* [REQUEST] Collect all lines from the listing that include the string "JSON".

* [RECORDS FOR THE EXERCISE]
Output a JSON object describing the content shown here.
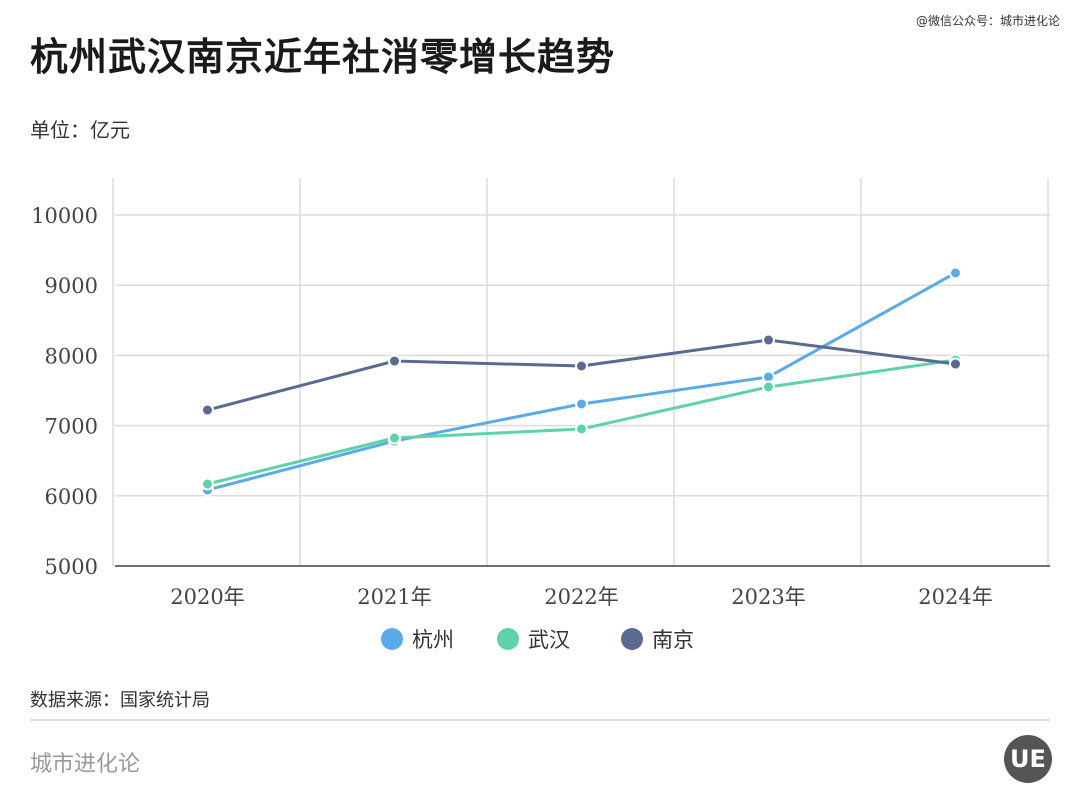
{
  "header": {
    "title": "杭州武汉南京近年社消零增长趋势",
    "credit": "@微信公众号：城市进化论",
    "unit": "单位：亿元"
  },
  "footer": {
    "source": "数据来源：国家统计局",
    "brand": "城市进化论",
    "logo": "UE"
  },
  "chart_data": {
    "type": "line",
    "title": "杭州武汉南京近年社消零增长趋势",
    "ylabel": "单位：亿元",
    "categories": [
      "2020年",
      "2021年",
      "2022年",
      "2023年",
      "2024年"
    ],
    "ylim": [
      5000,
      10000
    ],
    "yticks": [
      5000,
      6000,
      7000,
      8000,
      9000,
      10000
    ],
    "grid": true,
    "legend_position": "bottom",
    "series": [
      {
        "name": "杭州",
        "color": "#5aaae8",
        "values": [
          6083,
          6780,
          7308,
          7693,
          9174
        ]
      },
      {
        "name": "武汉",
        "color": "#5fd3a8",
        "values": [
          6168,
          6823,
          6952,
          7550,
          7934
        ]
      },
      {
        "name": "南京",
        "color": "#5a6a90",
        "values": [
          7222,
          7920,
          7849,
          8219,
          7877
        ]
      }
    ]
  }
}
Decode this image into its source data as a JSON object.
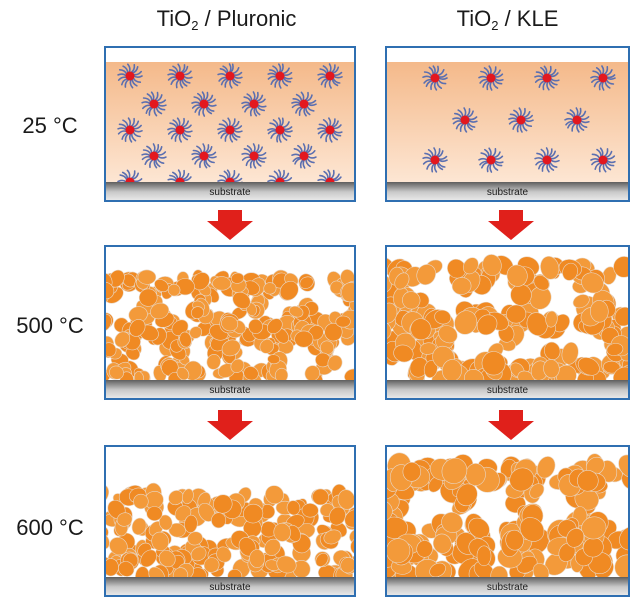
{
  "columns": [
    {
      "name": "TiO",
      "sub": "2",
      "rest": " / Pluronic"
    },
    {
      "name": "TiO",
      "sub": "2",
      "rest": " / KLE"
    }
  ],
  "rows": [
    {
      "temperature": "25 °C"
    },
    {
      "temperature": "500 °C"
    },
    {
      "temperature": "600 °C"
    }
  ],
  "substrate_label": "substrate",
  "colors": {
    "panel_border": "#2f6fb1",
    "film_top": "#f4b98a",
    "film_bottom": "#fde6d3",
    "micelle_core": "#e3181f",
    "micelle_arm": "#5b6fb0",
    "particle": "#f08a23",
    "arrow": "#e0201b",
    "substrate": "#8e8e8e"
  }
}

* [RESULT BELOW]
Output a JSON object describing the content shown here.
Decode this image into its source data as a JSON object.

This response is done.